# Exercise description
Where a line in the listing below contains the word "项目名称", copy that line.

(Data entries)
- - -

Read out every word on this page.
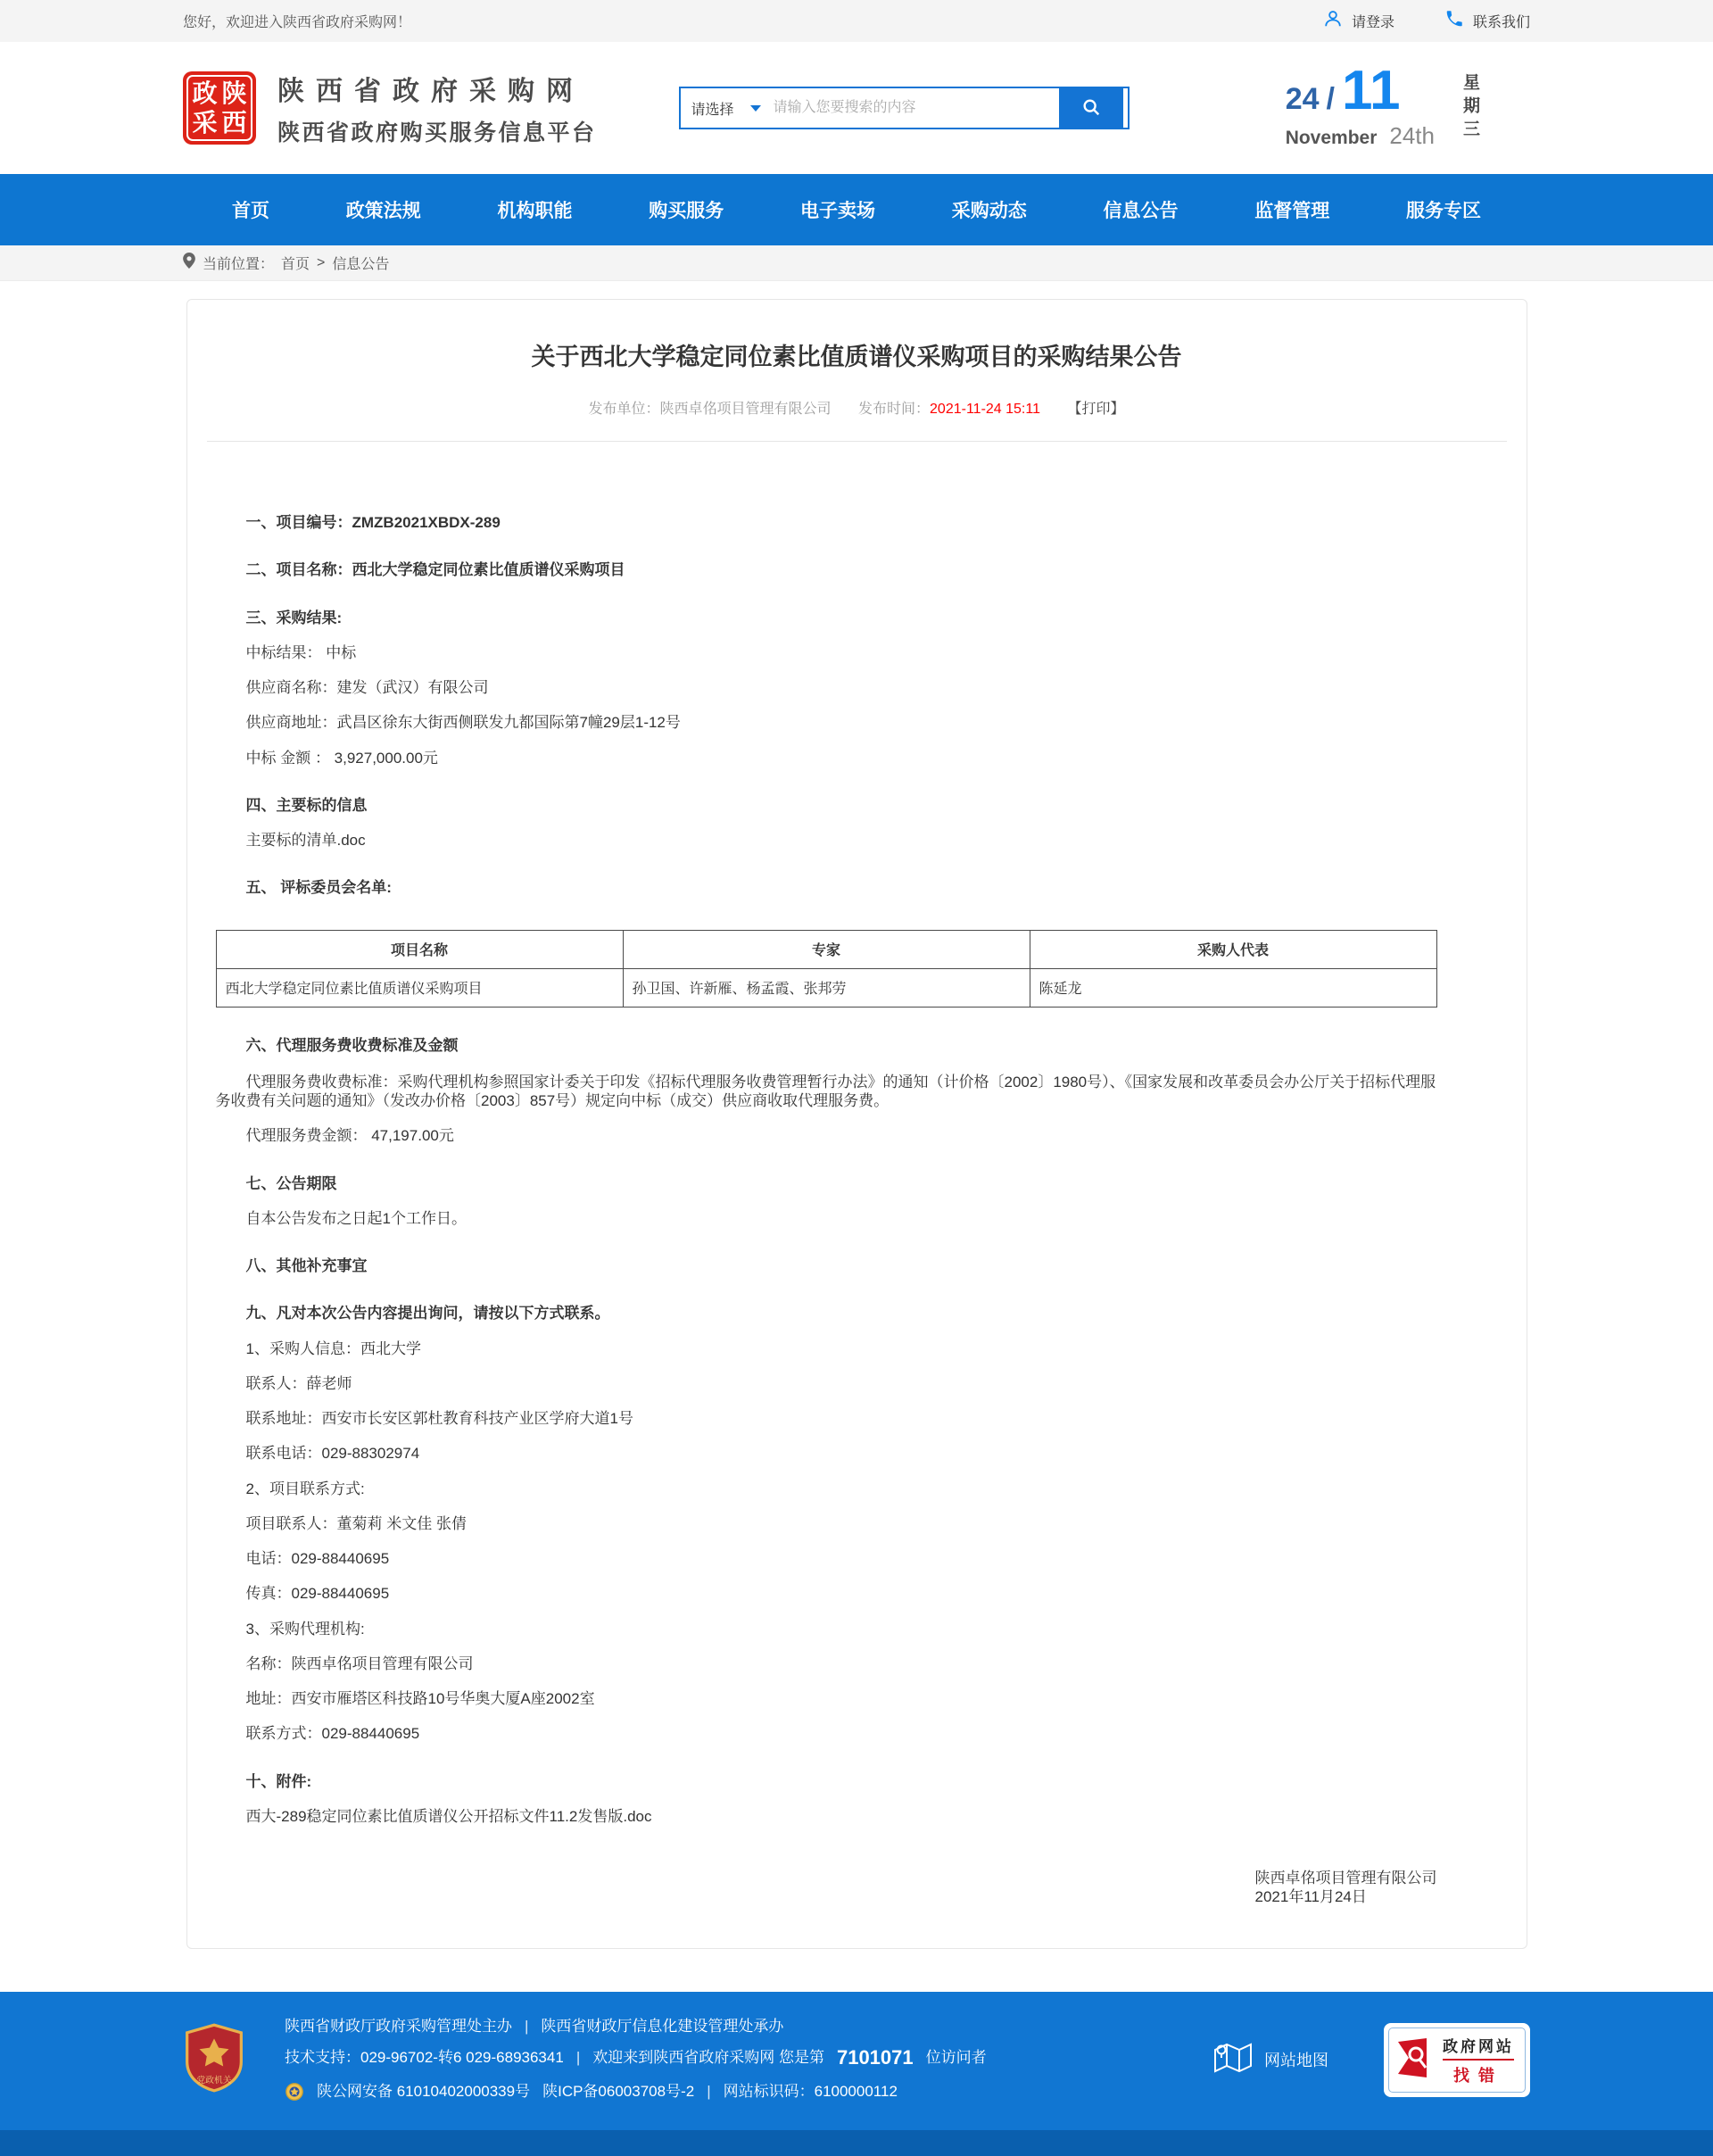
您好，欢迎进入陕西省政府采购网！	请登录	联系我们
政 陕
采 西
陕西省政府采购网
陕西省政府购买服务信息平台
请选择
请输入您要搜索的内容	24 / 11
November 24th 星期三
首页	政策法规	机构职能	购买服务	电子卖场	采购动态	信息公告	监督管理	服务专区
当前位置： 首页 > 信息公告
关于西北大学稳定同位素比值质谱仪采购项目的采购结果公告
发布单位：陕西卓佲项目管理有限公司 发布时间：2021-11-24 15:11 【打印】
一、项目编号：ZMZB2021XBDX-289
二、项目名称：西北大学稳定同位素比值质谱仪采购项目
三、采购结果:
中标结果： 中标
供应商名称：建发（武汉）有限公司
供应商地址：武昌区徐东大街西侧联发九都国际第7幢29层1-12号
中标 金额 ： 3,927,000.00元
四、主要标的信息
主要标的清单.doc
五、 评标委员会名单:
项目名称	专家	采购人代表
西北大学稳定同位素比值质谱仪采购项目	孙卫国、许新雁、杨孟霞、张邦劳	陈延龙
六、代理服务费收费标准及金额
代理服务费收费标准：采购代理机构参照国家计委关于印发《招标代理服务收费管理暂行办法》的通知（计价格〔2002〕1980号）、《国家发展和改革委员会办公厅关于招标代理服务收费有关问题的通知》（发改办价格〔2003〕857号）规定向中标（成交）供应商收取代理服务费。
代理服务费金额： 47,197.00元
七、公告期限
自本公告发布之日起1个工作日。
八、其他补充事宜
九、凡对本次公告内容提出询问，请按以下方式联系。
1、采购人信息：西北大学
联系人：薛老师
联系地址：西安市长安区郭杜教育科技产业区学府大道1号
联系电话：029-88302974
2、项目联系方式:
项目联系人：董菊莉 米文佳 张倩
电话：029-88440695
传真：029-88440695
3、采购代理机构:
名称：陕西卓佲项目管理有限公司
地址：西安市雁塔区科技路10号华奥大厦A座2002室
联系方式：029-88440695
十、附件:
西大-289稳定同位素比值质谱仪公开招标文件11.2发售版.doc
陕西卓佲项目管理有限公司
2021年11月24日
党政机关
陕西省财政厅政府采购管理处主办 | 陕西省财政厅信息化建设管理处承办
技术支持：029-96702-转6 029-68936341 | 欢迎来到陕西省政府采购网 您是第 7101071 位访问者
陕公网安备 61010402000339号 陕ICP备06003708号-2 | 网站标识码：6100000112
网站地图
政府网站
找错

- - -

# Full output
二、项目名称：西北大学稳定同位素比值质谱仪采购项目
项目名称	专家	采购人代表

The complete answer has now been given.